• WORK INSTRUCTIONS:
1/ Answer these questions from the court opinion:
(a) In what city does the defendant want the trial held?
(b) On what date did the grand jury return the indictment against Forlani?
(c) Which judge first set a trial date of December 12, 2011?
2/ Write the next part of the court opinion, starting after its last sentence.

— START READING TEXT —

UNITED STATES DISTRICT COURT NORTHERN DISTRICT OF OHIO EASTERN DIVISION
Aug 14, 2012
CASE NO. 1:11CR491 (N.D. Ohio Aug. 14, 2012)

Opinion

CASE NO. 1:11CR491

08-14-2012

UNITED STATES OF AMERICA, PLAINTIFF, v. MICHAEL FORLANI, DEFENDANT.


JUDGE SARA LIOI

OPINION AND ORDER

Defendant Michael Forlani has moved to have the trial in this matter held in Cleveland, Ohio for the convenience of the parties and witnesses. (Doc. No. 79.) The government opposes the motion. (Doc. No. 88.) Because a balancing of the relevant interests weighs against a transfer, the defendant's motion is denied.

I. BACKGROUND

On October 20, 2011, the grand jury returned a multi-count indictment against Forlani. The charges stemmed from an FBI investigation, conducted over a number of years, into allegations of public corruption and conspiracy in Cuyahoga County, Ohio. By the indictment, Forlani has been charged with RICO conspiracy, Hobbs Act conspiracy, substantive Hobbs Act violations, and conspiracy to commit mail and wire fraud and honest services mail and wire fraud. A second defendant, James Dimora, was also charged with RICO conspiracy, but the government subsequently dismissed the charges against him.

Several of the earliest cases brought as a result of the FBI's investigation were randomly assigned to the docket of the Honorable Kathleen O'Malley. By agreement of Judge O'Malley and the transferring judges, and pursuant to the Court's local rules, numerous subsequent cases arising out of the same investigation that were originally randomly assigned to other judges were reassigned to Judge O'Malley as related cases. After Judge O'Malley was elevated to the Federal Circuit, these same cases were reassigned to the undersigned. (See General Order 2011-5.) To date, this Court has tried five of these cases, and has taken pleas in several others.

The present case was originally randomly assigned to the docket of the Honorable James Gwin, who set a trial date in this case of December 12, 2011. Following the filing of the government's notice that the present case was related to four other cases on the undersigned's docket, and in accordance with the Court's local rules, Judge Gwin transferred the present case to the undersigned as a related case under Local Criminal Rule 57.9(b)(3). (Doc. No. 30.).

— END READING TEXT —
— START ENTRIES —

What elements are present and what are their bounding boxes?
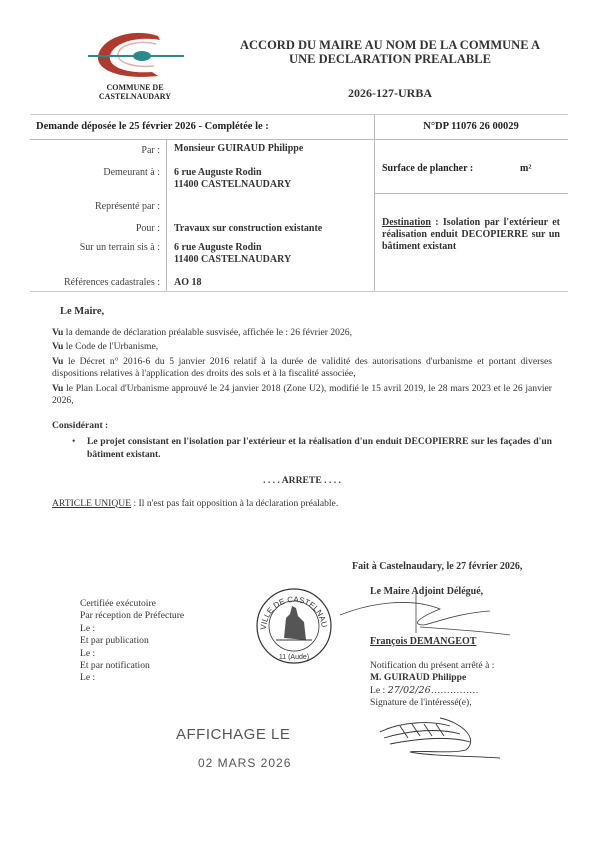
label-pour: Pour : [30, 223, 160, 234]
vu-text: le Décret n° 2016-6 du 5 janvier 2016 re… [52, 356, 552, 380]
notified-person: M. GUIRAUD Philippe [370, 672, 494, 684]
vu-item: Vu le Décret n° 2016-6 du 5 janvier 2016… [52, 356, 552, 381]
seal-text-bottom: 11 (Aude) [279, 654, 309, 661]
fait-a: Fait à Castelnaudary, le 27 février 2026… [352, 561, 522, 574]
mayor-signature-icon [320, 585, 520, 640]
deposit-date-header: Demande déposée le 25 février 2026 - Com… [36, 121, 269, 132]
terrain-line-1: 6 rue Auguste Rodin [174, 242, 291, 254]
certification-line: Par réception de Préfecture [80, 610, 184, 622]
vu-text: la demande de déclaration préalable susv… [63, 327, 352, 338]
table-divider [374, 193, 568, 194]
document-title: ACCORD DU MAIRE AU NOM DE LA COMMUNE A U… [210, 38, 570, 66]
value-par: Monsieur GUIRAUD Philippe [174, 143, 303, 155]
certification-line: Le : [80, 672, 184, 684]
logo-text-town: CASTELNAUDARY [80, 92, 190, 101]
vu-lead: Vu [52, 341, 63, 352]
le-maire: Le Maire, [60, 306, 552, 319]
label-terrain: Sur un terrain sis à : [30, 242, 160, 253]
label-represente: Représenté par : [30, 201, 160, 212]
article-unique: ARTICLE UNIQUE : Il n'est pas fait oppos… [52, 498, 552, 511]
address-line-1: 6 rue Auguste Rodin [174, 167, 291, 179]
bullet-icon: • [72, 436, 75, 449]
destination-label: Destination [382, 217, 431, 228]
vu-lead: Vu [52, 356, 63, 367]
considerant-text: Le projet consistant en l'isolation par … [87, 436, 552, 461]
table-divider [374, 115, 375, 291]
value-terrain: 6 rue Auguste Rodin 11400 CASTELNAUDARY [174, 242, 291, 266]
handwritten-date: 27/02/26 [388, 685, 431, 696]
certification-line: Certifiée exécutoire [80, 598, 184, 610]
value-cadastre: AO 18 [174, 277, 202, 289]
terrain-line-2: 11400 CASTELNAUDARY [174, 254, 291, 266]
logo-text-commune: COMMUNE DE [80, 83, 190, 92]
vu-text: le Code de l'Urbanisme, [63, 341, 158, 352]
surface-unit: m² [520, 163, 531, 174]
town-seal: VILLE DE CASTELNAUDARY 11 (Aude) [254, 586, 334, 666]
dotted-line: …………… [431, 685, 479, 696]
address-line-2: 11400 CASTELNAUDARY [174, 179, 291, 191]
vu-text: le Plan Local d'Urbanisme approuvé le 24… [52, 383, 552, 407]
certification-line: Le : [80, 623, 184, 635]
value-demeurant: 6 rue Auguste Rodin 11400 CASTELNAUDARY [174, 167, 291, 191]
commune-logo: COMMUNE DE CASTELNAUDARY [80, 28, 190, 104]
vu-item: Vu la demande de déclaration préalable s… [52, 327, 552, 340]
notification-block: Notification du présent arrêté à : M. GU… [370, 660, 494, 710]
certification-line: Le : [80, 648, 184, 660]
title-line-1: ACCORD DU MAIRE AU NOM DE LA COMMUNE A [210, 38, 570, 52]
table-divider [166, 139, 167, 291]
destination-block: Destination : Isolation par l'extérieur … [382, 217, 560, 253]
certification-block: Certifiée exécutoire Par réception de Pr… [80, 598, 184, 685]
interested-party-signature-icon [370, 712, 510, 762]
vu-item: Vu le Plan Local d'Urbanisme approuvé le… [52, 383, 552, 408]
label-par: Par : [30, 145, 160, 156]
table-divider [30, 139, 568, 140]
notification-date-line: Le : 27/02/26…………… [370, 685, 494, 697]
seal-stamp-icon: VILLE DE CASTELNAUDARY 11 (Aude) [254, 586, 334, 666]
article-text: : Il n'est pas fait opposition à la décl… [131, 498, 338, 509]
arrete-heading: . . . . ARRETE . . . . [52, 475, 552, 488]
le-label: Le : [370, 685, 388, 696]
article-label: ARTICLE UNIQUE [52, 498, 131, 509]
label-demeurant: Demeurant à : [30, 167, 160, 178]
surface-label: Surface de plancher : [382, 163, 473, 174]
considerant-label: Considérant : [52, 420, 552, 433]
value-pour: Travaux sur construction existante [174, 223, 322, 235]
reference-number: 2026-127-URBA [210, 86, 570, 101]
certification-line: Et par publication [80, 635, 184, 647]
affichage-stamp-date: 02 MARS 2026 [198, 756, 291, 770]
label-cadastre: Références cadastrales : [30, 277, 160, 288]
application-table: Demande déposée le 25 février 2026 - Com… [30, 114, 568, 292]
certification-line: Et par notification [80, 660, 184, 672]
considerant-item: • Le projet consistant en l'isolation pa… [52, 436, 552, 461]
title-line-2: UNE DECLARATION PREALABLE [210, 52, 570, 66]
decision-body: Le Maire, Vu la demande de déclaration p… [52, 306, 552, 512]
signature-label: Signature de l'intéressé(e), [370, 697, 494, 709]
affichage-stamp-label: AFFICHAGE LE [176, 726, 290, 743]
notification-heading: Notification du présent arrêté à : [370, 660, 494, 672]
vu-lead: Vu [52, 327, 63, 338]
dp-number: N°DP 11076 26 00029 [374, 121, 568, 132]
vu-item: Vu le Code de l'Urbanisme, [52, 341, 552, 354]
castelnaudary-logo-icon [80, 28, 190, 82]
vu-lead: Vu [52, 383, 63, 394]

— END ENTRIES —

• EXERCISE ANSWERS:
1/
(a) Cleveland, Ohio
(b) October 20, 2011
(c) The Honorable James Gwin

2/
On November 16, 2011, defendant moved for a continuance of the December 12, 2011 trial date. (Doc. No. 33.) The Court conducted a hearing on this and other pending motions, and issued an order granting a continuance. In so ruling, the Court determined that the case was complex, and that the ends of justice served by the continuance outweighed the interest of the defendants and the public in a speedy trial because failure to grant such a continuance would deny defense counsel the reasonable time necessary for effective preparation, taking into account the exercise of due diligence. (See Doc. No. 38, citing 18 U.S.C. § 3161.) The Court reset the case for trial, with jury selection to take place on October 17, 2012 and opening statements to be given on October 22, 2012.

The following day (November 23, 2011), Forlani moved to have the case returned to the random draw. After the parties briefed the issue, the Court entered an order denying Forlani's motion, finding that the case was properly transferred under the Court's local rules. (Doc. No. 52.).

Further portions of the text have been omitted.